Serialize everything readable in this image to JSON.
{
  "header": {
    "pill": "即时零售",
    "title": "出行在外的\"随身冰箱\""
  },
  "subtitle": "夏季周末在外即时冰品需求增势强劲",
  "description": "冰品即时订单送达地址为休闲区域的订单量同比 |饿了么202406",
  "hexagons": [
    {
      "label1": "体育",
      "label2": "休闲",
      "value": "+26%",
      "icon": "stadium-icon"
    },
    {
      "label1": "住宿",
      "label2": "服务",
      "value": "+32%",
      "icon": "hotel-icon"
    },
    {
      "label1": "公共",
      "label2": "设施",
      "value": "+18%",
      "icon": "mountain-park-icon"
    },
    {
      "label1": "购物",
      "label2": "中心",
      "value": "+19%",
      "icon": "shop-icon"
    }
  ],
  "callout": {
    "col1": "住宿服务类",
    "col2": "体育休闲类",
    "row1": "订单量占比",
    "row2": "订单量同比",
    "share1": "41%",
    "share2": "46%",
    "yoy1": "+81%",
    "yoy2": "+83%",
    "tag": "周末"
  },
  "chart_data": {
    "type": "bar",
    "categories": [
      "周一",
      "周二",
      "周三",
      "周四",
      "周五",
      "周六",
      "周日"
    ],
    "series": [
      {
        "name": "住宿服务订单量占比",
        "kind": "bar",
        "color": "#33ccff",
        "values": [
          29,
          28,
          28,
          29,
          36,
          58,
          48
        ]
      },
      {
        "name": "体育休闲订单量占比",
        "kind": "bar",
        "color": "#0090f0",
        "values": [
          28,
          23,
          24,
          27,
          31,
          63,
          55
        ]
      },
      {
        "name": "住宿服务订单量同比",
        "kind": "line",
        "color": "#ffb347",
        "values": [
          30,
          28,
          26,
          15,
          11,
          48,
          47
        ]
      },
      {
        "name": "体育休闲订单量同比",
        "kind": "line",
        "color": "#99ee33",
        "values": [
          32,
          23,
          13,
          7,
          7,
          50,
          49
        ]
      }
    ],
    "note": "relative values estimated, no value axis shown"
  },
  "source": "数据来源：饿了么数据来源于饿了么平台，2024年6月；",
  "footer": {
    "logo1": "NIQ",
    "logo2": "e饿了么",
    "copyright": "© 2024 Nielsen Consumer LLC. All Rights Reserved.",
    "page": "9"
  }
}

---

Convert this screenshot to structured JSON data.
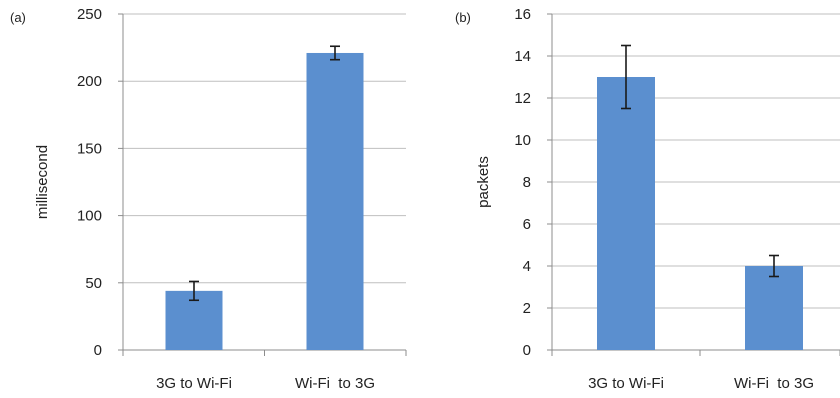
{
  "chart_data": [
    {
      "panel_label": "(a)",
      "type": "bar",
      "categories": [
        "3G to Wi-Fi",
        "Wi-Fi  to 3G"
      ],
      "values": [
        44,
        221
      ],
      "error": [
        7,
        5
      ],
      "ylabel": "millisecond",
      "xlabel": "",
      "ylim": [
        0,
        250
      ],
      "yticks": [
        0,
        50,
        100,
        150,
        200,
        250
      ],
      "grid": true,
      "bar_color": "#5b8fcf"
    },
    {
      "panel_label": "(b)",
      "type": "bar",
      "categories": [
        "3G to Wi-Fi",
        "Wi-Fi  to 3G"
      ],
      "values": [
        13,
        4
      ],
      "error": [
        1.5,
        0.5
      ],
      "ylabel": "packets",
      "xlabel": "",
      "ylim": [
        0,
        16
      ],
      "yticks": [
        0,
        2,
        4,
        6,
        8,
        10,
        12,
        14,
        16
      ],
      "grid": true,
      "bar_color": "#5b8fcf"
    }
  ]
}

- [Problem]:
Within the entries above, work out how many lines contain the word "name". The number alone is the answer.

- [The completed task]:
4